Extracted records:
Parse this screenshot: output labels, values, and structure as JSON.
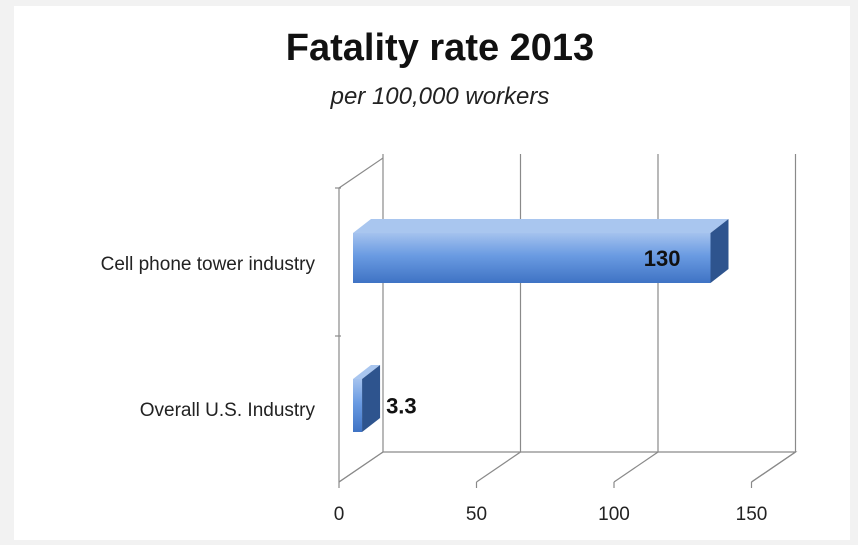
{
  "chart_data": {
    "type": "bar",
    "orientation": "horizontal",
    "title": "Fatality rate 2013",
    "subtitle": "per 100,000 workers",
    "categories": [
      "Cell phone tower industry",
      "Overall U.S. Industry"
    ],
    "values": [
      130,
      3.3
    ],
    "data_labels": [
      "130",
      "3.3"
    ],
    "xlim": [
      0,
      150
    ],
    "x_ticks": [
      0,
      50,
      100,
      150
    ],
    "x_tick_labels": [
      "0",
      "50",
      "100",
      "150"
    ],
    "grid": true,
    "legend": "none",
    "style": "3d",
    "colors": {
      "bar_front": "#5b8fdd",
      "bar_top": "#a9c6ef",
      "bar_side": "#2e548e"
    }
  }
}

Objective: Are you able to set down all the lines above exactly, without any pictures?

Result below:
Parse this screenshot: output labels, values, and structure as JSON.
{
  "chart_data": {
    "type": "bar",
    "orientation": "horizontal",
    "title": "Fatality rate 2013",
    "subtitle": "per 100,000 workers",
    "categories": [
      "Cell phone tower industry",
      "Overall U.S. Industry"
    ],
    "values": [
      130,
      3.3
    ],
    "data_labels": [
      "130",
      "3.3"
    ],
    "xlim": [
      0,
      150
    ],
    "x_ticks": [
      0,
      50,
      100,
      150
    ],
    "x_tick_labels": [
      "0",
      "50",
      "100",
      "150"
    ],
    "grid": true,
    "legend": "none",
    "style": "3d",
    "colors": {
      "bar_front": "#5b8fdd",
      "bar_top": "#a9c6ef",
      "bar_side": "#2e548e"
    }
  }
}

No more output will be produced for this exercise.